Task: Provide the records once more, identical to the original.

Data rows:
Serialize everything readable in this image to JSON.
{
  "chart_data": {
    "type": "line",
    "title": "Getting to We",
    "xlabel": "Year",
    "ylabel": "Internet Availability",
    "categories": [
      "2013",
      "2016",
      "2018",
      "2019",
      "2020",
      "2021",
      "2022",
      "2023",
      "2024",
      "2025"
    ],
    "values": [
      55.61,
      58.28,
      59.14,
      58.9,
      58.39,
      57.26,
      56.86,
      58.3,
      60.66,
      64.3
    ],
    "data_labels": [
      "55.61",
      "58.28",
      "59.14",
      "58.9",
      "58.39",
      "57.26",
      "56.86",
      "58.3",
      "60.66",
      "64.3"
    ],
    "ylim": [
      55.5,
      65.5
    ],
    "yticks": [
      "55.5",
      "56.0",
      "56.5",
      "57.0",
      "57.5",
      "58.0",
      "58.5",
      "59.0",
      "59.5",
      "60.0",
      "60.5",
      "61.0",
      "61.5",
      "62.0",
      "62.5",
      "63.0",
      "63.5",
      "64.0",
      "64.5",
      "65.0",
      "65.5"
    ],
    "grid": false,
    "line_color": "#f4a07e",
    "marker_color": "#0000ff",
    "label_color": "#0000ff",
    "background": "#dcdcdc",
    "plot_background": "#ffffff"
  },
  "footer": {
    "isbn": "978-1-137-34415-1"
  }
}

Exercise result:
Serialize everything readable in this image to JSON.
{
  "chart_data": {
    "type": "line",
    "title": "Getting to We",
    "xlabel": "Year",
    "ylabel": "Internet Availability",
    "categories": [
      "2013",
      "2016",
      "2018",
      "2019",
      "2020",
      "2021",
      "2022",
      "2023",
      "2024",
      "2025"
    ],
    "values": [
      55.61,
      58.28,
      59.14,
      58.9,
      58.39,
      57.26,
      56.86,
      58.3,
      60.66,
      64.3
    ],
    "data_labels": [
      "55.61",
      "58.28",
      "59.14",
      "58.9",
      "58.39",
      "57.26",
      "56.86",
      "58.3",
      "60.66",
      "64.3"
    ],
    "ylim": [
      55.5,
      65.5
    ],
    "yticks": [
      "55.5",
      "56.0",
      "56.5",
      "57.0",
      "57.5",
      "58.0",
      "58.5",
      "59.0",
      "59.5",
      "60.0",
      "60.5",
      "61.0",
      "61.5",
      "62.0",
      "62.5",
      "63.0",
      "63.5",
      "64.0",
      "64.5",
      "65.0",
      "65.5"
    ],
    "grid": false,
    "line_color": "#f4a07e",
    "marker_color": "#0000ff",
    "label_color": "#0000ff",
    "background": "#dcdcdc",
    "plot_background": "#ffffff"
  },
  "footer": {
    "isbn": "978-1-137-34415-1"
  }
}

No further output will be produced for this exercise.